### Task to carry out
Write out every entry exactly as it appears.
— Begin Entries supplied —
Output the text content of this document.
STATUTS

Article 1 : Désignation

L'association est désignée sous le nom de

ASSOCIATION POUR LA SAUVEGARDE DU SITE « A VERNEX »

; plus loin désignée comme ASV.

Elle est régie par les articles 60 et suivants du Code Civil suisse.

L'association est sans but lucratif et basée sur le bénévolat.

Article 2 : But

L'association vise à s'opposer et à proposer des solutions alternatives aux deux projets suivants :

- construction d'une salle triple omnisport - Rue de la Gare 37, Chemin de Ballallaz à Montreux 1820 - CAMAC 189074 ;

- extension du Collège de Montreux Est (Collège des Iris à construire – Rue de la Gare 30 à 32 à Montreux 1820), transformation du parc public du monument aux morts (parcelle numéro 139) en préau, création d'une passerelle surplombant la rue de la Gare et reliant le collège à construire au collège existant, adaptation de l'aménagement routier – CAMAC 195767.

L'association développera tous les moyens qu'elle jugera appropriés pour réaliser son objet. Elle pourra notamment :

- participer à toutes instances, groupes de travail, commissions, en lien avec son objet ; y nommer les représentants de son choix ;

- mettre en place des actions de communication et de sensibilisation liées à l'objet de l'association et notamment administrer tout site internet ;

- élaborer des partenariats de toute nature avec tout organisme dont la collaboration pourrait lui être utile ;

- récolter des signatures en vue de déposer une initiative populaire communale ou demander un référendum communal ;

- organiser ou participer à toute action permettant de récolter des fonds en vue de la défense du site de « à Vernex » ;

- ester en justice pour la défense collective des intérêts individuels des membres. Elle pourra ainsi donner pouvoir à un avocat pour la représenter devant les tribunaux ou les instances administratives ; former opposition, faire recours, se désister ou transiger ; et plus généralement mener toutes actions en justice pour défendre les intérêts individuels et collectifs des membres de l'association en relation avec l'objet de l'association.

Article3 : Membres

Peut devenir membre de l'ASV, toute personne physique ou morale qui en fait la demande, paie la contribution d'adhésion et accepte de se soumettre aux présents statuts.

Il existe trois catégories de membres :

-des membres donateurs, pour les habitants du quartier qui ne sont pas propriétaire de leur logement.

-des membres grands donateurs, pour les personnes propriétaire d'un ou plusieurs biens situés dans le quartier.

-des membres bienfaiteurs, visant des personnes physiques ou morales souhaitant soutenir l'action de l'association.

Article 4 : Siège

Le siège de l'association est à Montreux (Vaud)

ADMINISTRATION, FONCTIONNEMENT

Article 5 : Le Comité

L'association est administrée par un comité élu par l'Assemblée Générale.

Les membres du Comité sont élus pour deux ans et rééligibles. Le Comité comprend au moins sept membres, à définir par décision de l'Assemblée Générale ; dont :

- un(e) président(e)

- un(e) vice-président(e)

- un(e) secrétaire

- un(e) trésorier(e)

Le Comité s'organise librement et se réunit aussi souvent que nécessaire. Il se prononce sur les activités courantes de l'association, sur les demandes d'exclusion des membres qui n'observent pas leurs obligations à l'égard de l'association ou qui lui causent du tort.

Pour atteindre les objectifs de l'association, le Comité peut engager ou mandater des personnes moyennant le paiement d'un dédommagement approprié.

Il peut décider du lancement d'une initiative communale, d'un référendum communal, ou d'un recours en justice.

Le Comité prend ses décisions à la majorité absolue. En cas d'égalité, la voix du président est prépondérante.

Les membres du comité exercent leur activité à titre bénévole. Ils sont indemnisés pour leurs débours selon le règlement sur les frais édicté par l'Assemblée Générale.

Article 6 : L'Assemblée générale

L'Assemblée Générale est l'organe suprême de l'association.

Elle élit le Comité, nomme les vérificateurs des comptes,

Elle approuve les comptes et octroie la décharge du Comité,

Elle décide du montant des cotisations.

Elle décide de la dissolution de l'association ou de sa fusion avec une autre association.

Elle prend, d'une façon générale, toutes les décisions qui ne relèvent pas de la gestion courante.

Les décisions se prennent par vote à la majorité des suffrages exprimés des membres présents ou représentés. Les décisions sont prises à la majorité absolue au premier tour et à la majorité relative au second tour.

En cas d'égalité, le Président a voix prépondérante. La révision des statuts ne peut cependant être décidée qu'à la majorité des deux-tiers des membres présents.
— End Entries supplied —
### Answer to the task
Output the text content of this document.
STATUTS

Article 1 : Désignation

L'association est désignée sous le nom de

ASSOCIATION POUR LA SAUVEGARDE DU SITE « A VERNEX »

; plus loin désignée comme ASV.

Elle est régie par les articles 60 et suivants du Code Civil suisse.

L'association est sans but lucratif et basée sur le bénévolat.

Article 2 : But

L'association vise à s'opposer et à proposer des solutions alternatives aux deux projets suivants :

- construction d'une salle triple omnisport - Rue de la Gare 37, Chemin de Ballallaz à Montreux 1820 - CAMAC 189074 ;

- extension du Collège de Montreux Est (Collège des Iris à construire – Rue de la Gare 30 à 32 à Montreux 1820), transformation du parc public du monument aux morts (parcelle numéro 139) en préau, création d'une passerelle surplombant la rue de la Gare et reliant le collège à construire au collège existant, adaptation de l'aménagement routier – CAMAC 195767.

L'association développera tous les moyens qu'elle jugera appropriés pour réaliser son objet. Elle pourra notamment :

- participer à toutes instances, groupes de travail, commissions, en lien avec son objet ; y nommer les représentants de son choix ;

- mettre en place des actions de communication et de sensibilisation liées à l'objet de l'association et notamment administrer tout site internet ;

- élaborer des partenariats de toute nature avec tout organisme dont la collaboration pourrait lui être utile ;

- récolter des signatures en vue de déposer une initiative populaire communale ou demander un référendum communal ;

- organiser ou participer à toute action permettant de récolter des fonds en vue de la défense du site de « à Vernex » ;

- ester en justice pour la défense collective des intérêts individuels des membres. Elle pourra ainsi donner pouvoir à un avocat pour la représenter devant les tribunaux ou les instances administratives ; former opposition, faire recours, se désister ou transiger ; et plus généralement mener toutes actions en justice pour défendre les intérêts individuels et collectifs des membres de l'association en relation avec l'objet de l'association.

Article3 : Membres

Peut devenir membre de l'ASV, toute personne physique ou morale qui en fait la demande, paie la contribution d'adhésion et accepte de se soumettre aux présents statuts.

Il existe trois catégories de membres :

-des membres donateurs, pour les habitants du quartier qui ne sont pas propriétaire de leur logement.

-des membres grands donateurs, pour les personnes propriétaire d'un ou plusieurs biens situés dans le quartier.

-des membres bienfaiteurs, visant des personnes physiques ou morales souhaitant soutenir l'action de l'association.

Article 4 : Siège

Le siège de l'association est à Montreux (Vaud)

ADMINISTRATION, FONCTIONNEMENT

Article 5 : Le Comité

L'association est administrée par un comité élu par l'Assemblée Générale.

Les membres du Comité sont élus pour deux ans et rééligibles. Le Comité comprend au moins sept membres, à définir par décision de l'Assemblée Générale ; dont :

- un(e) président(e)

- un(e) vice-président(e)

- un(e) secrétaire

- un(e) trésorier(e)

Le Comité s'organise librement et se réunit aussi souvent que nécessaire. Il se prononce sur les activités courantes de l'association, sur les demandes d'exclusion des membres qui n'observent pas leurs obligations à l'égard de l'association ou qui lui causent du tort.

Pour atteindre les objectifs de l'association, le Comité peut engager ou mandater des personnes moyennant le paiement d'un dédommagement approprié.

Il peut décider du lancement d'une initiative communale, d'un référendum communal, ou d'un recours en justice.

Le Comité prend ses décisions à la majorité absolue. En cas d'égalité, la voix du président est prépondérante.

Les membres du comité exercent leur activité à titre bénévole. Ils sont indemnisés pour leurs débours selon le règlement sur les frais édicté par l'Assemblée Générale.

Article 6 : L'Assemblée générale

L'Assemblée Générale est l'organe suprême de l'association.

Elle élit le Comité, nomme les vérificateurs des comptes,

Elle approuve les comptes et octroie la décharge du Comité,

Elle décide du montant des cotisations.

Elle décide de la dissolution de l'association ou de sa fusion avec une autre association.

Elle prend, d'une façon générale, toutes les décisions qui ne relèvent pas de la gestion courante.

Les décisions se prennent par vote à la majorité des suffrages exprimés des membres présents ou représentés. Les décisions sont prises à la majorité absolue au premier tour et à la majorité relative au second tour.

En cas d'égalité, le Président a voix prépondérante. La révision des statuts ne peut cependant être décidée qu'à la majorité des deux-tiers des membres présents.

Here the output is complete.